● AIM OF THE TASK
Copy every line in the records below that contains the word "guide".

Saved data entries:
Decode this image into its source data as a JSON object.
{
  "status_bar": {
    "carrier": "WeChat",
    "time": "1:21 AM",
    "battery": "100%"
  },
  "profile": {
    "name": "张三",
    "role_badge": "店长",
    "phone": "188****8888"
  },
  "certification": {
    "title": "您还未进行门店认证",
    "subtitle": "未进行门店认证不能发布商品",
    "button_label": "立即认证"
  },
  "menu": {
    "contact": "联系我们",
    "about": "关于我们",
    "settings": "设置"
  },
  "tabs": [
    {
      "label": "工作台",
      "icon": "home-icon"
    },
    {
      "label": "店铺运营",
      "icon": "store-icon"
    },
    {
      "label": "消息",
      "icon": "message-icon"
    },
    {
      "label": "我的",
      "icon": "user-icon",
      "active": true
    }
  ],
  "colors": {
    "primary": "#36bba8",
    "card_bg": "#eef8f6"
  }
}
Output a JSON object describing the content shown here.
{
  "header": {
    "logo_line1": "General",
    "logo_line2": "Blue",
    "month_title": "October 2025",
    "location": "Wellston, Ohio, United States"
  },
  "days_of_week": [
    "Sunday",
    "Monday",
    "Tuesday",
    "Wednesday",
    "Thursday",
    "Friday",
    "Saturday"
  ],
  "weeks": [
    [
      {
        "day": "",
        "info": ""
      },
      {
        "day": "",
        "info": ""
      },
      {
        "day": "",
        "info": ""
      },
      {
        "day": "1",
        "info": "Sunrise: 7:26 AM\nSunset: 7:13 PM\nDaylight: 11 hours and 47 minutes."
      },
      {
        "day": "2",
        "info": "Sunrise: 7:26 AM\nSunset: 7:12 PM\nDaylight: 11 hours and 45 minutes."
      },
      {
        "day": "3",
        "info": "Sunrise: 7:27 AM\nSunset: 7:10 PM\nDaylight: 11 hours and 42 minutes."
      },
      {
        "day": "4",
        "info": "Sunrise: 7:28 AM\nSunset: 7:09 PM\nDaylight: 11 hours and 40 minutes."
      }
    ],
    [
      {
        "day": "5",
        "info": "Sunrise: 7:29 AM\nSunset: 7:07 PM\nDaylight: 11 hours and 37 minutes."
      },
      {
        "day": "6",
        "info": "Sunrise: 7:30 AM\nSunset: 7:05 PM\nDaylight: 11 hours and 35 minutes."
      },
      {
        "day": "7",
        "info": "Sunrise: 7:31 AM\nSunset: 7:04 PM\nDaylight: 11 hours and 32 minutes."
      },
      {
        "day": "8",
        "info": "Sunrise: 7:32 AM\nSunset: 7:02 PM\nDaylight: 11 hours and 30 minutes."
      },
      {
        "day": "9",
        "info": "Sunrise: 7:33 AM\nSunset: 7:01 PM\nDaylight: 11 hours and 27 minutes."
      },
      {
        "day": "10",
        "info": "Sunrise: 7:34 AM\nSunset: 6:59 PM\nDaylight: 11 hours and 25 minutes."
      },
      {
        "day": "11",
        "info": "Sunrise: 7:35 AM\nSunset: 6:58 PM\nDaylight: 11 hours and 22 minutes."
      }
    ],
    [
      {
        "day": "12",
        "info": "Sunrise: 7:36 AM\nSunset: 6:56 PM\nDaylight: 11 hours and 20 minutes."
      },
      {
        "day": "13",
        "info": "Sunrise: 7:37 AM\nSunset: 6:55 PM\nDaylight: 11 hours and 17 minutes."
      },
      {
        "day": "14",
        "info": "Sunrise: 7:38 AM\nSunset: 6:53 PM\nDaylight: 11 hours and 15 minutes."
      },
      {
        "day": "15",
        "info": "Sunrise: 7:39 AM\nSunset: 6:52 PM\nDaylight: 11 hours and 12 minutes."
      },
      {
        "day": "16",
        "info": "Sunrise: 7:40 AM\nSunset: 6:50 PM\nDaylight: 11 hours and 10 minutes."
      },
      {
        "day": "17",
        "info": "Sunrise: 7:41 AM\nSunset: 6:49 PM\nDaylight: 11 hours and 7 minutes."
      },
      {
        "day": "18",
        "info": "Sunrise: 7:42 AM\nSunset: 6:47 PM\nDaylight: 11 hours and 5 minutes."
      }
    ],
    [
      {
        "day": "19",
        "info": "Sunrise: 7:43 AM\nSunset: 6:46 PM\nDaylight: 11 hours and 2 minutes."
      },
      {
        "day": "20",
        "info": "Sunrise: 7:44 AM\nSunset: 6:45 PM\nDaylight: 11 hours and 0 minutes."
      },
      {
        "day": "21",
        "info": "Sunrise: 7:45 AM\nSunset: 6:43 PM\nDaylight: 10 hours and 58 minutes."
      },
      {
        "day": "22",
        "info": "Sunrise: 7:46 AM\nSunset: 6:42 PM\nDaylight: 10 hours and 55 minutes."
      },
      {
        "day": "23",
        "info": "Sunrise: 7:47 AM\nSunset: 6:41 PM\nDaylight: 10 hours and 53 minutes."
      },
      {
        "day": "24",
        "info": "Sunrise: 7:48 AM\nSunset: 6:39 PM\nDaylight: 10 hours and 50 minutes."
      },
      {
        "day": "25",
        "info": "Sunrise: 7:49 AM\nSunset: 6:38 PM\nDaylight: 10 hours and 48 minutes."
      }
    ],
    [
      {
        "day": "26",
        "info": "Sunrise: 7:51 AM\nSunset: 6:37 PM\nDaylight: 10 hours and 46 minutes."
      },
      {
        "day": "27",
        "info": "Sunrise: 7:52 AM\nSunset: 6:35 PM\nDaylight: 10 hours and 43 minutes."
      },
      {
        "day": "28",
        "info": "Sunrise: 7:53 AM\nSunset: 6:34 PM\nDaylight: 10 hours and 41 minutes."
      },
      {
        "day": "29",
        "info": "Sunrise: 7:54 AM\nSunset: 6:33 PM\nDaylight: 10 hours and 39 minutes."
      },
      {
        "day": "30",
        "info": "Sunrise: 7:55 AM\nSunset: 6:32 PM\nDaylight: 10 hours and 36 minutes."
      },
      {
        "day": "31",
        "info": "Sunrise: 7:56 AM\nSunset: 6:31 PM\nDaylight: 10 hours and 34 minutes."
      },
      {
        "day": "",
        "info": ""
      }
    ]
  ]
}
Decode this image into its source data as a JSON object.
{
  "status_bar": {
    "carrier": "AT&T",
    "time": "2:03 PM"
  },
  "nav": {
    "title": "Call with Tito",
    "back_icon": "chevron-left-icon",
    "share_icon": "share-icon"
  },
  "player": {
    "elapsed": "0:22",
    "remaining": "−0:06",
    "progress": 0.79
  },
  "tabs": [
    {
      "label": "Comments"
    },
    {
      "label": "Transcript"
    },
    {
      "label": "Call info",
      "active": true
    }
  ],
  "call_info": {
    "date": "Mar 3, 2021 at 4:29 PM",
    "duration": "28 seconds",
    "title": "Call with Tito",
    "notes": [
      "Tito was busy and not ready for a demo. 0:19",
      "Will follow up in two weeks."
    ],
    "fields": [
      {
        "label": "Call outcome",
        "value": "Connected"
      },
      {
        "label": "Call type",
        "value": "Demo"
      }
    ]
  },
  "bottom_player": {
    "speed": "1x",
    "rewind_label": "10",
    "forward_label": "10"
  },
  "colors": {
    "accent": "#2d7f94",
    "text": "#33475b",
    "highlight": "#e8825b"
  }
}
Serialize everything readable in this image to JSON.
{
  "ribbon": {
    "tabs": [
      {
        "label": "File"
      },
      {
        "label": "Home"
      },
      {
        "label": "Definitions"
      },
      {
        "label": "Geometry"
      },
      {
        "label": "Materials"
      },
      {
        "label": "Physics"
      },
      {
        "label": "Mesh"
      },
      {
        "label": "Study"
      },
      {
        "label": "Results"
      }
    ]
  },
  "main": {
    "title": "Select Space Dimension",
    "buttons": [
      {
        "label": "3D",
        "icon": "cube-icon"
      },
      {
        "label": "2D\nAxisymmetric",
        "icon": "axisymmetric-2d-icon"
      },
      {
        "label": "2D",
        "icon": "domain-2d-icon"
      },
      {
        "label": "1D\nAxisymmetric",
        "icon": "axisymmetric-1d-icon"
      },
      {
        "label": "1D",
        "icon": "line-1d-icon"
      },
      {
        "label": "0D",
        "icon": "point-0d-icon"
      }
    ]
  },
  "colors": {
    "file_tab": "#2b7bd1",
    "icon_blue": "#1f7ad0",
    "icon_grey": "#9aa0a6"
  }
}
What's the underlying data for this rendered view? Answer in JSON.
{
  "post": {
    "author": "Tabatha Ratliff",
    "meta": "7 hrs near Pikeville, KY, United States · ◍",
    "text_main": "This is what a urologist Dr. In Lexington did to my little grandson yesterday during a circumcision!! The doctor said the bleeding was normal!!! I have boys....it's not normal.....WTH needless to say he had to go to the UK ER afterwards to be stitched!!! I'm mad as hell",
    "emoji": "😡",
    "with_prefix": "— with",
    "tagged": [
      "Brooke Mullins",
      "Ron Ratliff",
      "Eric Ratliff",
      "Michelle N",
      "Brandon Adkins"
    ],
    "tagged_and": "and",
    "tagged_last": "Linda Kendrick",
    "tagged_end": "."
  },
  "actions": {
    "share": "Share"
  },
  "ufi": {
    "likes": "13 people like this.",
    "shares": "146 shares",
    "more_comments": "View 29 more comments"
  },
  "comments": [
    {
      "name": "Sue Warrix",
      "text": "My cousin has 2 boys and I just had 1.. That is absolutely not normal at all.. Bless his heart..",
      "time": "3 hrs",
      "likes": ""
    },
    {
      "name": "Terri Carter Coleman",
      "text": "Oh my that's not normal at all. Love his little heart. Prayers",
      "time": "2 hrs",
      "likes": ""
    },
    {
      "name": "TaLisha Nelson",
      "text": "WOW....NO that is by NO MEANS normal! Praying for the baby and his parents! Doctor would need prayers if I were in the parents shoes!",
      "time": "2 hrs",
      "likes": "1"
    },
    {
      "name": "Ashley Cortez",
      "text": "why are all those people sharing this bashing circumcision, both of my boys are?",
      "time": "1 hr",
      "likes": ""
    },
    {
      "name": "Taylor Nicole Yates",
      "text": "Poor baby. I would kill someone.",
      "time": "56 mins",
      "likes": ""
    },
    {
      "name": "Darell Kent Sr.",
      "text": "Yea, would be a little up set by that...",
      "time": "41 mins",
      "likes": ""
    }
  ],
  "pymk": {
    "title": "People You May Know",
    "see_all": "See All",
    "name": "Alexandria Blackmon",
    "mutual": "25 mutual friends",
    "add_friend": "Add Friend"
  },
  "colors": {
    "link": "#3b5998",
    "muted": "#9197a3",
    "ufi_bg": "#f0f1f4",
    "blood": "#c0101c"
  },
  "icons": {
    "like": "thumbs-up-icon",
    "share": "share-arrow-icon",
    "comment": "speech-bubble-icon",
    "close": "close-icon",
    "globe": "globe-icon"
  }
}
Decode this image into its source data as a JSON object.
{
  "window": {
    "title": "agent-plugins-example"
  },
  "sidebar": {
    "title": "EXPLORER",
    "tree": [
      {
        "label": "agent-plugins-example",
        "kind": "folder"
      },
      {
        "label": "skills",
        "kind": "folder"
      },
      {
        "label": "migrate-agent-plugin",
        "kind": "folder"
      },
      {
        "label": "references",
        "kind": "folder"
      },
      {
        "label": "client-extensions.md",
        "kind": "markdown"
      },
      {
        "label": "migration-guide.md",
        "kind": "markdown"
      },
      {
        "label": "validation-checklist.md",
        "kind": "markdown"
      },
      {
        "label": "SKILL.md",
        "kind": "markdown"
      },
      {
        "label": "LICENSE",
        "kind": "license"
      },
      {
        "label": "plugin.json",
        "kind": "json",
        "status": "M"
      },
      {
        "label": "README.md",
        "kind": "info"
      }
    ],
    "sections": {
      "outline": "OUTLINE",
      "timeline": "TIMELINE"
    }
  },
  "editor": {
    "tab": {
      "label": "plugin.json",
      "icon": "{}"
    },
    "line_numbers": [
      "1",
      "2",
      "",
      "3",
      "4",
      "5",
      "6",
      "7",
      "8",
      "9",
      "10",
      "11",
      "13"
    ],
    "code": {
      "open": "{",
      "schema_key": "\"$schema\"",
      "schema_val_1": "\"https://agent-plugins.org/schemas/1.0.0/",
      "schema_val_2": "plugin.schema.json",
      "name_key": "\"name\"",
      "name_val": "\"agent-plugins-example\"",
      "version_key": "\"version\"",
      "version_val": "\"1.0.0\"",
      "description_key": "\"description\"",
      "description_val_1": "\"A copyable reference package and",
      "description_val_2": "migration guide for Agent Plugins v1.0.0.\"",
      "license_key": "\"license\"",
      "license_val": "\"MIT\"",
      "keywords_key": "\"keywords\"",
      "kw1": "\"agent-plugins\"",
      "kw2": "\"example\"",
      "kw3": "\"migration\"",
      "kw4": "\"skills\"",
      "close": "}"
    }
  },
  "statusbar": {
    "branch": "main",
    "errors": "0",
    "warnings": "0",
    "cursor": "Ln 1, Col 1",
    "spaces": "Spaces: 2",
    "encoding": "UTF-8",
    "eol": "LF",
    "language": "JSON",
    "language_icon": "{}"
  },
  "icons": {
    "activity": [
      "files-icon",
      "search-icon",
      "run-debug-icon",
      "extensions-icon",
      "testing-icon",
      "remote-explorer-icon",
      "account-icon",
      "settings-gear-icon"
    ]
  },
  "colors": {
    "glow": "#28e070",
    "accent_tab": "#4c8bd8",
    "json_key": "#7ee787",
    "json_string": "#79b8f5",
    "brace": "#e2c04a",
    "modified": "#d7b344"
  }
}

● COMPLETE OUTPUT
        "label": "migration-guide.md",
      "description_val_2": "migration guide for Agent Plugins v1.0.0.\"",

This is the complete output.